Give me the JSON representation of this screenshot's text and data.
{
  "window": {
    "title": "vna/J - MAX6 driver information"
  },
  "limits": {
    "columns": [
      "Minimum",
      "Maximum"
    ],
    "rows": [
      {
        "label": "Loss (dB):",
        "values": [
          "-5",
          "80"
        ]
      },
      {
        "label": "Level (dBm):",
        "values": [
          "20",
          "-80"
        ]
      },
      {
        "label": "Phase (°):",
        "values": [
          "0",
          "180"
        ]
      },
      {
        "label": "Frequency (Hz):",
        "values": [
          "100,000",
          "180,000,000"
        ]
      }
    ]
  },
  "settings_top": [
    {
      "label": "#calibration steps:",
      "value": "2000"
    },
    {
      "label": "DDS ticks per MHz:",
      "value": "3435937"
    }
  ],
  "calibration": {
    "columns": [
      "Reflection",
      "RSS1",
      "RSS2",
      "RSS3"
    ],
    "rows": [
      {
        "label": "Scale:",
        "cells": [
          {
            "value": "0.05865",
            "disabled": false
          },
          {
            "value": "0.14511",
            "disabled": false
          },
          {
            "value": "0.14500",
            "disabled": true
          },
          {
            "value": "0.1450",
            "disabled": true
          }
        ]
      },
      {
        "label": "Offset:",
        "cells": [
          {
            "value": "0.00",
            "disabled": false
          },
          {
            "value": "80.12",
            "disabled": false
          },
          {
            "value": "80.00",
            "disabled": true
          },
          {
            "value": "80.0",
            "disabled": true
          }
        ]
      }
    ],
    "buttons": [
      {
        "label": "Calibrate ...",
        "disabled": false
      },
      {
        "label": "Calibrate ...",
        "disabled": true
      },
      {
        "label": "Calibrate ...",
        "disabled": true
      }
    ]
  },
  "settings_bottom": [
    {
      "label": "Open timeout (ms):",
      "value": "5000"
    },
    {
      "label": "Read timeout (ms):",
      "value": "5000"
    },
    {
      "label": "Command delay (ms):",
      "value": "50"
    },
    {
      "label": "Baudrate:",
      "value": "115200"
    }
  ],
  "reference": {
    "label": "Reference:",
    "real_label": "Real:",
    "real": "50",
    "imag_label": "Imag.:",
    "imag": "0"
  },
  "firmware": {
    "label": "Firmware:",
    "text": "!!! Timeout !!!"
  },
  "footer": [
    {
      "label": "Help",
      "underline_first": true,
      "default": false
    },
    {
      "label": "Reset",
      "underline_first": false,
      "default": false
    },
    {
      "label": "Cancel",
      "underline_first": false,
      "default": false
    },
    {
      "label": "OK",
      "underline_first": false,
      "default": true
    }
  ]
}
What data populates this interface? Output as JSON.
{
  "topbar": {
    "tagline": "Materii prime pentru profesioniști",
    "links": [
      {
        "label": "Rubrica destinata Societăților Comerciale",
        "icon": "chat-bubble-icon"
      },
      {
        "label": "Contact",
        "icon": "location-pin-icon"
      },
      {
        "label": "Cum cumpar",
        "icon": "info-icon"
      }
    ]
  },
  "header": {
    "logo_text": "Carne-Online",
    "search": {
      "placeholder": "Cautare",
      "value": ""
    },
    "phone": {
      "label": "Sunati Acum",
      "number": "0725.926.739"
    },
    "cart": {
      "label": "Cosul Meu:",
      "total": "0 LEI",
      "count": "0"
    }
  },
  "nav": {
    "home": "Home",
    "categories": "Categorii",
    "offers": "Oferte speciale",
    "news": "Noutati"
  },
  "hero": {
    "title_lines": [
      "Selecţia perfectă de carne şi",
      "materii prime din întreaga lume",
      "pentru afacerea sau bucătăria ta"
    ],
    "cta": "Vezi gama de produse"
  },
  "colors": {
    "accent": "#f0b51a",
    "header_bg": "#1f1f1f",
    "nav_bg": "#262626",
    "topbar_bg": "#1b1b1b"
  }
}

===

» **Aim**:
Print every record exactly as it was given.

» **Task output**:
Give me the JSON representation of this screenshot's text and data.
{
  "window": {
    "title": "vna/J - MAX6 driver information"
  },
  "limits": {
    "columns": [
      "Minimum",
      "Maximum"
    ],
    "rows": [
      {
        "label": "Loss (dB):",
        "values": [
          "-5",
          "80"
        ]
      },
      {
        "label": "Level (dBm):",
        "values": [
          "20",
          "-80"
        ]
      },
      {
        "label": "Phase (°):",
        "values": [
          "0",
          "180"
        ]
      },
      {
        "label": "Frequency (Hz):",
        "values": [
          "100,000",
          "180,000,000"
        ]
      }
    ]
  },
  "settings_top": [
    {
      "label": "#calibration steps:",
      "value": "2000"
    },
    {
      "label": "DDS ticks per MHz:",
      "value": "3435937"
    }
  ],
  "calibration": {
    "columns": [
      "Reflection",
      "RSS1",
      "RSS2",
      "RSS3"
    ],
    "rows": [
      {
        "label": "Scale:",
        "cells": [
          {
            "value": "0.05865",
            "disabled": false
          },
          {
            "value": "0.14511",
            "disabled": false
          },
          {
            "value": "0.14500",
            "disabled": true
          },
          {
            "value": "0.1450",
            "disabled": true
          }
        ]
      },
      {
        "label": "Offset:",
        "cells": [
          {
            "value": "0.00",
            "disabled": false
          },
          {
            "value": "80.12",
            "disabled": false
          },
          {
            "value": "80.00",
            "disabled": true
          },
          {
            "value": "80.0",
            "disabled": true
          }
        ]
      }
    ],
    "buttons": [
      {
        "label": "Calibrate ...",
        "disabled": false
      },
      {
        "label": "Calibrate ...",
        "disabled": true
      },
      {
        "label": "Calibrate ...",
        "disabled": true
      }
    ]
  },
  "settings_bottom": [
    {
      "label": "Open timeout (ms):",
      "value": "5000"
    },
    {
      "label": "Read timeout (ms):",
      "value": "5000"
    },
    {
      "label": "Command delay (ms):",
      "value": "50"
    },
    {
      "label": "Baudrate:",
      "value": "115200"
    }
  ],
  "reference": {
    "label": "Reference:",
    "real_label": "Real:",
    "real": "50",
    "imag_label": "Imag.:",
    "imag": "0"
  },
  "firmware": {
    "label": "Firmware:",
    "text": "!!! Timeout !!!"
  },
  "footer": [
    {
      "label": "Help",
      "underline_first": true,
      "default": false
    },
    {
      "label": "Reset",
      "underline_first": false,
      "default": false
    },
    {
      "label": "Cancel",
      "underline_first": false,
      "default": false
    },
    {
      "label": "OK",
      "underline_first": false,
      "default": true
    }
  ]
}
What data populates this interface? Output as JSON.
{
  "topbar": {
    "tagline": "Materii prime pentru profesioniști",
    "links": [
      {
        "label": "Rubrica destinata Societăților Comerciale",
        "icon": "chat-bubble-icon"
      },
      {
        "label": "Contact",
        "icon": "location-pin-icon"
      },
      {
        "label": "Cum cumpar",
        "icon": "info-icon"
      }
    ]
  },
  "header": {
    "logo_text": "Carne-Online",
    "search": {
      "placeholder": "Cautare",
      "value": ""
    },
    "phone": {
      "label": "Sunati Acum",
      "number": "0725.926.739"
    },
    "cart": {
      "label": "Cosul Meu:",
      "total": "0 LEI",
      "count": "0"
    }
  },
  "nav": {
    "home": "Home",
    "categories": "Categorii",
    "offers": "Oferte speciale",
    "news": "Noutati"
  },
  "hero": {
    "title_lines": [
      "Selecţia perfectă de carne şi",
      "materii prime din întreaga lume",
      "pentru afacerea sau bucătăria ta"
    ],
    "cta": "Vezi gama de produse"
  },
  "colors": {
    "accent": "#f0b51a",
    "header_bg": "#1f1f1f",
    "nav_bg": "#262626",
    "topbar_bg": "#1b1b1b"
  }
}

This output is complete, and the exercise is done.